══ Data section

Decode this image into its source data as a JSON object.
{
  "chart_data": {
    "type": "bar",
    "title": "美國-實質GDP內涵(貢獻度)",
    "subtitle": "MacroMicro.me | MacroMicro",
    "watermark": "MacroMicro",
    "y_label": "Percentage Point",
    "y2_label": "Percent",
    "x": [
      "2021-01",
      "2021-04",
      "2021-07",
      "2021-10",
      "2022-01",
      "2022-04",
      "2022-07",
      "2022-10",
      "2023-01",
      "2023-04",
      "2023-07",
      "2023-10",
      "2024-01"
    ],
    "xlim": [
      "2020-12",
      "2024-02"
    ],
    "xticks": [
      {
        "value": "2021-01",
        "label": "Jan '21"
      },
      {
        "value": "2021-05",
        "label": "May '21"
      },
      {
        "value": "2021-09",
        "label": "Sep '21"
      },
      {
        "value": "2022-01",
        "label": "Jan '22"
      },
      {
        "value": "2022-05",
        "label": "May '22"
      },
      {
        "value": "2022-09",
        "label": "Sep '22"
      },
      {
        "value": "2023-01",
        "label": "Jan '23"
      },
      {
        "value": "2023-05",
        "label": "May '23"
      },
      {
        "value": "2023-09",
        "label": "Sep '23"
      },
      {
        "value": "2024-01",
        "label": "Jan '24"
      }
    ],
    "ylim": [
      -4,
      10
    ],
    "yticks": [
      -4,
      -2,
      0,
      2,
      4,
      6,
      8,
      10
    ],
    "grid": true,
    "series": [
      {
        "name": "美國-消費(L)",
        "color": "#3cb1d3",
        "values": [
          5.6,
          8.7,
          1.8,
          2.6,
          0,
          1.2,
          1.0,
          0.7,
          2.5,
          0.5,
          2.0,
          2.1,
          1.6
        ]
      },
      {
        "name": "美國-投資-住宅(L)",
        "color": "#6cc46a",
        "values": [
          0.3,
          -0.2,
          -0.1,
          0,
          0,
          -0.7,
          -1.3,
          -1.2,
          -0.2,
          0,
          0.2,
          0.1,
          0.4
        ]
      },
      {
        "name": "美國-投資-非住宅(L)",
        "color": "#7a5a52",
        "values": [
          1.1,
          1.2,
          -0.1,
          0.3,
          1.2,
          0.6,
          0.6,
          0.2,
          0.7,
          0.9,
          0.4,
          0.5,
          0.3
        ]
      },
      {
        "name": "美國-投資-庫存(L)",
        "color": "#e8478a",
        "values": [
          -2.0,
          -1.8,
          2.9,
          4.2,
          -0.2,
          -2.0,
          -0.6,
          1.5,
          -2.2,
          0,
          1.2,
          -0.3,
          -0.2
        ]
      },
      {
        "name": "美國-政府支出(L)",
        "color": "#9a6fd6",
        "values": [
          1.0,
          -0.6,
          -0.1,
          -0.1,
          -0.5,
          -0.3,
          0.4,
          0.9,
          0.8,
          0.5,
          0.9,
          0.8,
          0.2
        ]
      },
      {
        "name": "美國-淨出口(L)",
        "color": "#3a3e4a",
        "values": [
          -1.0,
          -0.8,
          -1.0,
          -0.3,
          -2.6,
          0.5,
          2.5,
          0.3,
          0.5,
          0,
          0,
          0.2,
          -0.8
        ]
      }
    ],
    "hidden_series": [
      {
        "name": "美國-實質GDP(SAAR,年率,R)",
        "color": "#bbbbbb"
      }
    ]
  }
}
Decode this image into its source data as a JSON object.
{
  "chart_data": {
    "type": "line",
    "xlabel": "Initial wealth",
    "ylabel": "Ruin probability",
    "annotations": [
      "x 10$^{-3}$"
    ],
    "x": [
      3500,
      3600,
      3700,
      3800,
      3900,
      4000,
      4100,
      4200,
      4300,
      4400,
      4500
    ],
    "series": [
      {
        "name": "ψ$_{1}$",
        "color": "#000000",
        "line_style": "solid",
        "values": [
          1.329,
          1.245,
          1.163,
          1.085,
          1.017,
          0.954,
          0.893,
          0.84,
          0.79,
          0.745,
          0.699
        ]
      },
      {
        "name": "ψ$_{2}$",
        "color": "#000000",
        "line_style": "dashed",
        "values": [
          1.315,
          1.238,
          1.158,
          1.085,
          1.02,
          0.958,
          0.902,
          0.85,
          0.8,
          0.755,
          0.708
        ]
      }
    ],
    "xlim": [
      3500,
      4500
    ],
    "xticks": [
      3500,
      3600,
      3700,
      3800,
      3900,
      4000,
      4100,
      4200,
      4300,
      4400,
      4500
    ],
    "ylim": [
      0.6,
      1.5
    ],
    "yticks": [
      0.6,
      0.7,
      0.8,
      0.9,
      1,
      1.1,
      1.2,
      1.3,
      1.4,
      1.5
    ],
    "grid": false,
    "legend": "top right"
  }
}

════

# Description of the task
Copy out all of the data exactly, leaving nothing out.

# The reply
Decode this image into its source data as a JSON object.
{
  "chart_data": {
    "type": "bar",
    "title": "美國-實質GDP內涵(貢獻度)",
    "subtitle": "MacroMicro.me | MacroMicro",
    "watermark": "MacroMicro",
    "y_label": "Percentage Point",
    "y2_label": "Percent",
    "x": [
      "2021-01",
      "2021-04",
      "2021-07",
      "2021-10",
      "2022-01",
      "2022-04",
      "2022-07",
      "2022-10",
      "2023-01",
      "2023-04",
      "2023-07",
      "2023-10",
      "2024-01"
    ],
    "xlim": [
      "2020-12",
      "2024-02"
    ],
    "xticks": [
      {
        "value": "2021-01",
        "label": "Jan '21"
      },
      {
        "value": "2021-05",
        "label": "May '21"
      },
      {
        "value": "2021-09",
        "label": "Sep '21"
      },
      {
        "value": "2022-01",
        "label": "Jan '22"
      },
      {
        "value": "2022-05",
        "label": "May '22"
      },
      {
        "value": "2022-09",
        "label": "Sep '22"
      },
      {
        "value": "2023-01",
        "label": "Jan '23"
      },
      {
        "value": "2023-05",
        "label": "May '23"
      },
      {
        "value": "2023-09",
        "label": "Sep '23"
      },
      {
        "value": "2024-01",
        "label": "Jan '24"
      }
    ],
    "ylim": [
      -4,
      10
    ],
    "yticks": [
      -4,
      -2,
      0,
      2,
      4,
      6,
      8,
      10
    ],
    "grid": true,
    "series": [
      {
        "name": "美國-消費(L)",
        "color": "#3cb1d3",
        "values": [
          5.6,
          8.7,
          1.8,
          2.6,
          0,
          1.2,
          1.0,
          0.7,
          2.5,
          0.5,
          2.0,
          2.1,
          1.6
        ]
      },
      {
        "name": "美國-投資-住宅(L)",
        "color": "#6cc46a",
        "values": [
          0.3,
          -0.2,
          -0.1,
          0,
          0,
          -0.7,
          -1.3,
          -1.2,
          -0.2,
          0,
          0.2,
          0.1,
          0.4
        ]
      },
      {
        "name": "美國-投資-非住宅(L)",
        "color": "#7a5a52",
        "values": [
          1.1,
          1.2,
          -0.1,
          0.3,
          1.2,
          0.6,
          0.6,
          0.2,
          0.7,
          0.9,
          0.4,
          0.5,
          0.3
        ]
      },
      {
        "name": "美國-投資-庫存(L)",
        "color": "#e8478a",
        "values": [
          -2.0,
          -1.8,
          2.9,
          4.2,
          -0.2,
          -2.0,
          -0.6,
          1.5,
          -2.2,
          0,
          1.2,
          -0.3,
          -0.2
        ]
      },
      {
        "name": "美國-政府支出(L)",
        "color": "#9a6fd6",
        "values": [
          1.0,
          -0.6,
          -0.1,
          -0.1,
          -0.5,
          -0.3,
          0.4,
          0.9,
          0.8,
          0.5,
          0.9,
          0.8,
          0.2
        ]
      },
      {
        "name": "美國-淨出口(L)",
        "color": "#3a3e4a",
        "values": [
          -1.0,
          -0.8,
          -1.0,
          -0.3,
          -2.6,
          0.5,
          2.5,
          0.3,
          0.5,
          0,
          0,
          0.2,
          -0.8
        ]
      }
    ],
    "hidden_series": [
      {
        "name": "美國-實質GDP(SAAR,年率,R)",
        "color": "#bbbbbb"
      }
    ]
  }
}
Decode this image into its source data as a JSON object.
{
  "chart_data": {
    "type": "line",
    "xlabel": "Initial wealth",
    "ylabel": "Ruin probability",
    "annotations": [
      "x 10$^{-3}$"
    ],
    "x": [
      3500,
      3600,
      3700,
      3800,
      3900,
      4000,
      4100,
      4200,
      4300,
      4400,
      4500
    ],
    "series": [
      {
        "name": "ψ$_{1}$",
        "color": "#000000",
        "line_style": "solid",
        "values": [
          1.329,
          1.245,
          1.163,
          1.085,
          1.017,
          0.954,
          0.893,
          0.84,
          0.79,
          0.745,
          0.699
        ]
      },
      {
        "name": "ψ$_{2}$",
        "color": "#000000",
        "line_style": "dashed",
        "values": [
          1.315,
          1.238,
          1.158,
          1.085,
          1.02,
          0.958,
          0.902,
          0.85,
          0.8,
          0.755,
          0.708
        ]
      }
    ],
    "xlim": [
      3500,
      4500
    ],
    "xticks": [
      3500,
      3600,
      3700,
      3800,
      3900,
      4000,
      4100,
      4200,
      4300,
      4400,
      4500
    ],
    "ylim": [
      0.6,
      1.5
    ],
    "yticks": [
      0.6,
      0.7,
      0.8,
      0.9,
      1,
      1.1,
      1.2,
      1.3,
      1.4,
      1.5
    ],
    "grid": false,
    "legend": "top right"
  }
}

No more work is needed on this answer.